* **Supplied records**
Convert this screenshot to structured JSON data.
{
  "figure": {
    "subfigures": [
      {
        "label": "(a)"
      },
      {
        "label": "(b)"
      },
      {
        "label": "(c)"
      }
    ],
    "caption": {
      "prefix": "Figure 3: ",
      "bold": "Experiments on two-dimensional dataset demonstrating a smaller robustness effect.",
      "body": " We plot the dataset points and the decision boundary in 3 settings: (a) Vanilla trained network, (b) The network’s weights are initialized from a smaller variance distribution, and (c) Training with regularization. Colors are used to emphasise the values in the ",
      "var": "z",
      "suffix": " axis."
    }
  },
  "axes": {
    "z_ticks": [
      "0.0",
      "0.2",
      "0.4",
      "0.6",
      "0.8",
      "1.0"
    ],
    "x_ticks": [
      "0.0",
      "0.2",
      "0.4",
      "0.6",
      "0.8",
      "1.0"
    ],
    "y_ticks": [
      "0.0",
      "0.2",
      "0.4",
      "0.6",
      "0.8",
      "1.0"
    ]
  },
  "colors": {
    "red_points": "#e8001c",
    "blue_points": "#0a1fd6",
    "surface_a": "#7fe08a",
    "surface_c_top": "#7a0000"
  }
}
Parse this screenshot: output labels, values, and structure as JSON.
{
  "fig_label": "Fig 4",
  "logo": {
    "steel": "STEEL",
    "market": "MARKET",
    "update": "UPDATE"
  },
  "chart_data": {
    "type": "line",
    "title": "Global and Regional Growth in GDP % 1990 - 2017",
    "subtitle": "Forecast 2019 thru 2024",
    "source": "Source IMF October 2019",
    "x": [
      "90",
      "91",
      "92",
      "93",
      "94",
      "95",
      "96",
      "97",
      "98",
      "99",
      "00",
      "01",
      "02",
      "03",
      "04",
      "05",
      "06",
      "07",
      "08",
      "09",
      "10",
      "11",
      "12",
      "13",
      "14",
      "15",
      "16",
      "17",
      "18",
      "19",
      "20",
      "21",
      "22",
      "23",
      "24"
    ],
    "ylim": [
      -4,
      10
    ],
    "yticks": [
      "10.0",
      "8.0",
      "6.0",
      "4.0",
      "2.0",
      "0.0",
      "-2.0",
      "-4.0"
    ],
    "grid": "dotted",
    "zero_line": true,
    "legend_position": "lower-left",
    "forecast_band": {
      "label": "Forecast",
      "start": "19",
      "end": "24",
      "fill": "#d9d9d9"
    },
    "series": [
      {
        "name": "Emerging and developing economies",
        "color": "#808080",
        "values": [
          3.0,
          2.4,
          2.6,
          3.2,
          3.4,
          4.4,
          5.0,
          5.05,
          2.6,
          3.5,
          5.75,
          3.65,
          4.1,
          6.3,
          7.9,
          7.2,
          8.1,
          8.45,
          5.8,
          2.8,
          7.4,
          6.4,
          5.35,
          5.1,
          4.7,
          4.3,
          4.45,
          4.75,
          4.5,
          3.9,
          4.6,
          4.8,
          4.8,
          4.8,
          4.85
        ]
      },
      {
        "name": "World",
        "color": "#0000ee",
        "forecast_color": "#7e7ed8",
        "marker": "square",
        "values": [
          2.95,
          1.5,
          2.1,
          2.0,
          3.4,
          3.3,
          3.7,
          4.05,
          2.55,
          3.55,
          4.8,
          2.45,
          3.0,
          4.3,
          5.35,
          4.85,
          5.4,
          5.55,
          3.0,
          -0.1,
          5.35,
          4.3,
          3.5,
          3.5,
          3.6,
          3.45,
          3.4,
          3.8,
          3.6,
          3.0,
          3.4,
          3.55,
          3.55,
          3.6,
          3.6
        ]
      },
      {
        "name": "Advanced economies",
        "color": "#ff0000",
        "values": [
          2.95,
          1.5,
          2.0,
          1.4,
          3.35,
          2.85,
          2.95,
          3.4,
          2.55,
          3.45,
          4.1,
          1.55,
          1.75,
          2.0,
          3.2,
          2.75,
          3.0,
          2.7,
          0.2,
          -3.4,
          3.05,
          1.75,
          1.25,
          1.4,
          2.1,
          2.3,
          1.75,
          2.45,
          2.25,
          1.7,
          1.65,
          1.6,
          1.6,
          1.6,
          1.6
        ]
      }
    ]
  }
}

* **Directions for this task**
Each record above should be restated word for word.

* **Expected answer**
Convert this screenshot to structured JSON data.
{
  "figure": {
    "subfigures": [
      {
        "label": "(a)"
      },
      {
        "label": "(b)"
      },
      {
        "label": "(c)"
      }
    ],
    "caption": {
      "prefix": "Figure 3: ",
      "bold": "Experiments on two-dimensional dataset demonstrating a smaller robustness effect.",
      "body": " We plot the dataset points and the decision boundary in 3 settings: (a) Vanilla trained network, (b) The network’s weights are initialized from a smaller variance distribution, and (c) Training with regularization. Colors are used to emphasise the values in the ",
      "var": "z",
      "suffix": " axis."
    }
  },
  "axes": {
    "z_ticks": [
      "0.0",
      "0.2",
      "0.4",
      "0.6",
      "0.8",
      "1.0"
    ],
    "x_ticks": [
      "0.0",
      "0.2",
      "0.4",
      "0.6",
      "0.8",
      "1.0"
    ],
    "y_ticks": [
      "0.0",
      "0.2",
      "0.4",
      "0.6",
      "0.8",
      "1.0"
    ]
  },
  "colors": {
    "red_points": "#e8001c",
    "blue_points": "#0a1fd6",
    "surface_a": "#7fe08a",
    "surface_c_top": "#7a0000"
  }
}
Parse this screenshot: output labels, values, and structure as JSON.
{
  "fig_label": "Fig 4",
  "logo": {
    "steel": "STEEL",
    "market": "MARKET",
    "update": "UPDATE"
  },
  "chart_data": {
    "type": "line",
    "title": "Global and Regional Growth in GDP % 1990 - 2017",
    "subtitle": "Forecast 2019 thru 2024",
    "source": "Source IMF October 2019",
    "x": [
      "90",
      "91",
      "92",
      "93",
      "94",
      "95",
      "96",
      "97",
      "98",
      "99",
      "00",
      "01",
      "02",
      "03",
      "04",
      "05",
      "06",
      "07",
      "08",
      "09",
      "10",
      "11",
      "12",
      "13",
      "14",
      "15",
      "16",
      "17",
      "18",
      "19",
      "20",
      "21",
      "22",
      "23",
      "24"
    ],
    "ylim": [
      -4,
      10
    ],
    "yticks": [
      "10.0",
      "8.0",
      "6.0",
      "4.0",
      "2.0",
      "0.0",
      "-2.0",
      "-4.0"
    ],
    "grid": "dotted",
    "zero_line": true,
    "legend_position": "lower-left",
    "forecast_band": {
      "label": "Forecast",
      "start": "19",
      "end": "24",
      "fill": "#d9d9d9"
    },
    "series": [
      {
        "name": "Emerging and developing economies",
        "color": "#808080",
        "values": [
          3.0,
          2.4,
          2.6,
          3.2,
          3.4,
          4.4,
          5.0,
          5.05,
          2.6,
          3.5,
          5.75,
          3.65,
          4.1,
          6.3,
          7.9,
          7.2,
          8.1,
          8.45,
          5.8,
          2.8,
          7.4,
          6.4,
          5.35,
          5.1,
          4.7,
          4.3,
          4.45,
          4.75,
          4.5,
          3.9,
          4.6,
          4.8,
          4.8,
          4.8,
          4.85
        ]
      },
      {
        "name": "World",
        "color": "#0000ee",
        "forecast_color": "#7e7ed8",
        "marker": "square",
        "values": [
          2.95,
          1.5,
          2.1,
          2.0,
          3.4,
          3.3,
          3.7,
          4.05,
          2.55,
          3.55,
          4.8,
          2.45,
          3.0,
          4.3,
          5.35,
          4.85,
          5.4,
          5.55,
          3.0,
          -0.1,
          5.35,
          4.3,
          3.5,
          3.5,
          3.6,
          3.45,
          3.4,
          3.8,
          3.6,
          3.0,
          3.4,
          3.55,
          3.55,
          3.6,
          3.6
        ]
      },
      {
        "name": "Advanced economies",
        "color": "#ff0000",
        "values": [
          2.95,
          1.5,
          2.0,
          1.4,
          3.35,
          2.85,
          2.95,
          3.4,
          2.55,
          3.45,
          4.1,
          1.55,
          1.75,
          2.0,
          3.2,
          2.75,
          3.0,
          2.7,
          0.2,
          -3.4,
          3.05,
          1.75,
          1.25,
          1.4,
          2.1,
          2.3,
          1.75,
          2.45,
          2.25,
          1.7,
          1.65,
          1.6,
          1.6,
          1.6,
          1.6
        ]
      }
    ]
  }
}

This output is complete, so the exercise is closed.